## BEGIN MATERIAL PROVIDED

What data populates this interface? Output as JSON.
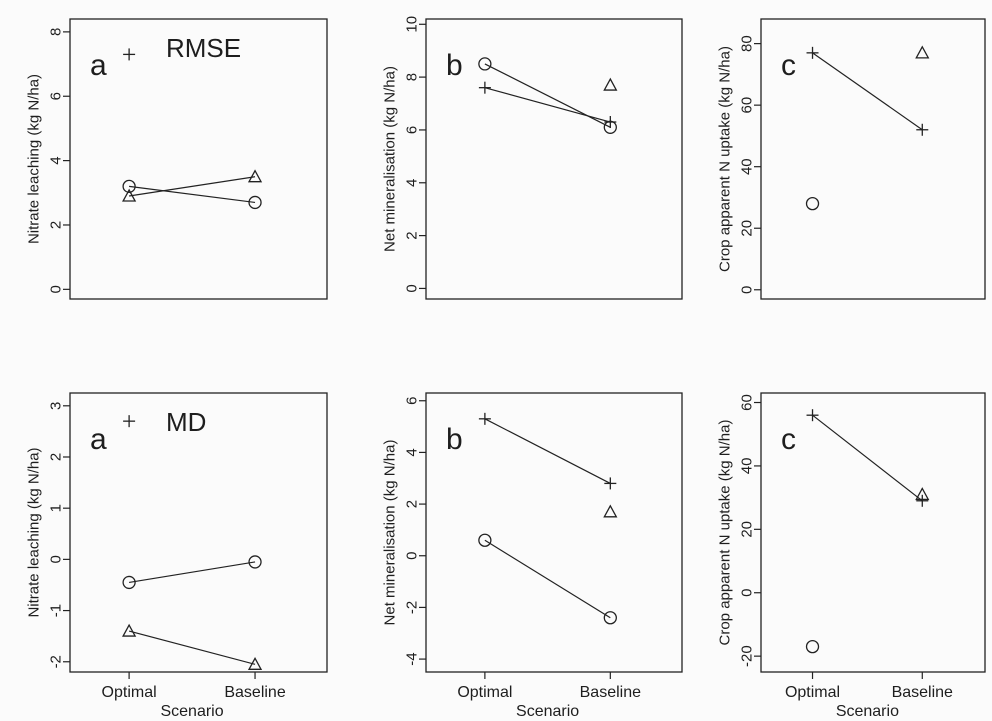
{
  "chart_data": [
    {
      "type": "scatter",
      "panel": "a",
      "stat": "RMSE",
      "ylabel": "Nitrate leaching (kg N/ha)",
      "ylim": [
        -0.3,
        8.4
      ],
      "yticks": [
        0,
        2,
        4,
        6,
        8
      ],
      "categories": [
        "Optimal",
        "Baseline"
      ],
      "xlabel": "",
      "series": [
        {
          "marker": "plus",
          "values": [
            7.3,
            null
          ]
        },
        {
          "marker": "circle",
          "values": [
            3.2,
            2.7
          ]
        },
        {
          "marker": "triangle",
          "values": [
            2.9,
            3.5
          ]
        }
      ]
    },
    {
      "type": "scatter",
      "panel": "b",
      "stat": "",
      "ylabel": "Net mineralisation (kg N/ha)",
      "ylim": [
        -0.4,
        10.2
      ],
      "yticks": [
        0,
        2,
        4,
        6,
        8,
        10
      ],
      "categories": [
        "Optimal",
        "Baseline"
      ],
      "xlabel": "",
      "series": [
        {
          "marker": "plus",
          "values": [
            7.6,
            6.3
          ]
        },
        {
          "marker": "circle",
          "values": [
            8.5,
            6.1
          ]
        },
        {
          "marker": "triangle",
          "values": [
            null,
            7.7
          ]
        }
      ]
    },
    {
      "type": "scatter",
      "panel": "c",
      "stat": "",
      "ylabel": "Crop apparent N uptake (kg N/ha)",
      "ylim": [
        -3,
        88
      ],
      "yticks": [
        0,
        20,
        40,
        60,
        80
      ],
      "categories": [
        "Optimal",
        "Baseline"
      ],
      "xlabel": "",
      "series": [
        {
          "marker": "plus",
          "values": [
            77,
            52
          ]
        },
        {
          "marker": "circle",
          "values": [
            28,
            null
          ]
        },
        {
          "marker": "triangle",
          "values": [
            null,
            77
          ]
        }
      ]
    },
    {
      "type": "scatter",
      "panel": "a",
      "stat": "MD",
      "ylabel": "Nitrate leaching (kg N/ha)",
      "ylim": [
        -2.2,
        3.25
      ],
      "yticks": [
        -2,
        -1,
        0,
        1,
        2,
        3
      ],
      "categories": [
        "Optimal",
        "Baseline"
      ],
      "xlabel": "Scenario",
      "series": [
        {
          "marker": "plus",
          "values": [
            2.7,
            null
          ]
        },
        {
          "marker": "circle",
          "values": [
            -0.45,
            -0.05
          ]
        },
        {
          "marker": "triangle",
          "values": [
            -1.4,
            -2.05
          ]
        }
      ]
    },
    {
      "type": "scatter",
      "panel": "b",
      "stat": "",
      "ylabel": "Net mineralisation (kg N/ha)",
      "ylim": [
        -4.5,
        6.3
      ],
      "yticks": [
        -4,
        -2,
        0,
        2,
        4,
        6
      ],
      "categories": [
        "Optimal",
        "Baseline"
      ],
      "xlabel": "Scenario",
      "series": [
        {
          "marker": "plus",
          "values": [
            5.3,
            2.8
          ]
        },
        {
          "marker": "circle",
          "values": [
            0.6,
            -2.4
          ]
        },
        {
          "marker": "triangle",
          "values": [
            null,
            1.7
          ]
        }
      ]
    },
    {
      "type": "scatter",
      "panel": "c",
      "stat": "",
      "ylabel": "Crop apparent N uptake (kg N/ha)",
      "ylim": [
        -25,
        63
      ],
      "yticks": [
        -20,
        0,
        20,
        40,
        60
      ],
      "categories": [
        "Optimal",
        "Baseline"
      ],
      "xlabel": "Scenario",
      "series": [
        {
          "marker": "plus",
          "values": [
            56,
            29
          ]
        },
        {
          "marker": "circle",
          "values": [
            -17,
            null
          ]
        },
        {
          "marker": "triangle",
          "values": [
            null,
            31
          ]
        }
      ]
    }
  ]
}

## END MATERIAL PROVIDED

> **SHORT TASK**: Transcribe the full listing above exactly, with the images removed.

> **SOLUTION**:
What data populates this interface? Output as JSON.
{
  "chart_data": [
    {
      "type": "scatter",
      "panel": "a",
      "stat": "RMSE",
      "ylabel": "Nitrate leaching (kg N/ha)",
      "ylim": [
        -0.3,
        8.4
      ],
      "yticks": [
        0,
        2,
        4,
        6,
        8
      ],
      "categories": [
        "Optimal",
        "Baseline"
      ],
      "xlabel": "",
      "series": [
        {
          "marker": "plus",
          "values": [
            7.3,
            null
          ]
        },
        {
          "marker": "circle",
          "values": [
            3.2,
            2.7
          ]
        },
        {
          "marker": "triangle",
          "values": [
            2.9,
            3.5
          ]
        }
      ]
    },
    {
      "type": "scatter",
      "panel": "b",
      "stat": "",
      "ylabel": "Net mineralisation (kg N/ha)",
      "ylim": [
        -0.4,
        10.2
      ],
      "yticks": [
        0,
        2,
        4,
        6,
        8,
        10
      ],
      "categories": [
        "Optimal",
        "Baseline"
      ],
      "xlabel": "",
      "series": [
        {
          "marker": "plus",
          "values": [
            7.6,
            6.3
          ]
        },
        {
          "marker": "circle",
          "values": [
            8.5,
            6.1
          ]
        },
        {
          "marker": "triangle",
          "values": [
            null,
            7.7
          ]
        }
      ]
    },
    {
      "type": "scatter",
      "panel": "c",
      "stat": "",
      "ylabel": "Crop apparent N uptake (kg N/ha)",
      "ylim": [
        -3,
        88
      ],
      "yticks": [
        0,
        20,
        40,
        60,
        80
      ],
      "categories": [
        "Optimal",
        "Baseline"
      ],
      "xlabel": "",
      "series": [
        {
          "marker": "plus",
          "values": [
            77,
            52
          ]
        },
        {
          "marker": "circle",
          "values": [
            28,
            null
          ]
        },
        {
          "marker": "triangle",
          "values": [
            null,
            77
          ]
        }
      ]
    },
    {
      "type": "scatter",
      "panel": "a",
      "stat": "MD",
      "ylabel": "Nitrate leaching (kg N/ha)",
      "ylim": [
        -2.2,
        3.25
      ],
      "yticks": [
        -2,
        -1,
        0,
        1,
        2,
        3
      ],
      "categories": [
        "Optimal",
        "Baseline"
      ],
      "xlabel": "Scenario",
      "series": [
        {
          "marker": "plus",
          "values": [
            2.7,
            null
          ]
        },
        {
          "marker": "circle",
          "values": [
            -0.45,
            -0.05
          ]
        },
        {
          "marker": "triangle",
          "values": [
            -1.4,
            -2.05
          ]
        }
      ]
    },
    {
      "type": "scatter",
      "panel": "b",
      "stat": "",
      "ylabel": "Net mineralisation (kg N/ha)",
      "ylim": [
        -4.5,
        6.3
      ],
      "yticks": [
        -4,
        -2,
        0,
        2,
        4,
        6
      ],
      "categories": [
        "Optimal",
        "Baseline"
      ],
      "xlabel": "Scenario",
      "series": [
        {
          "marker": "plus",
          "values": [
            5.3,
            2.8
          ]
        },
        {
          "marker": "circle",
          "values": [
            0.6,
            -2.4
          ]
        },
        {
          "marker": "triangle",
          "values": [
            null,
            1.7
          ]
        }
      ]
    },
    {
      "type": "scatter",
      "panel": "c",
      "stat": "",
      "ylabel": "Crop apparent N uptake (kg N/ha)",
      "ylim": [
        -25,
        63
      ],
      "yticks": [
        -20,
        0,
        20,
        40,
        60
      ],
      "categories": [
        "Optimal",
        "Baseline"
      ],
      "xlabel": "Scenario",
      "series": [
        {
          "marker": "plus",
          "values": [
            56,
            29
          ]
        },
        {
          "marker": "circle",
          "values": [
            -17,
            null
          ]
        },
        {
          "marker": "triangle",
          "values": [
            null,
            31
          ]
        }
      ]
    }
  ]
}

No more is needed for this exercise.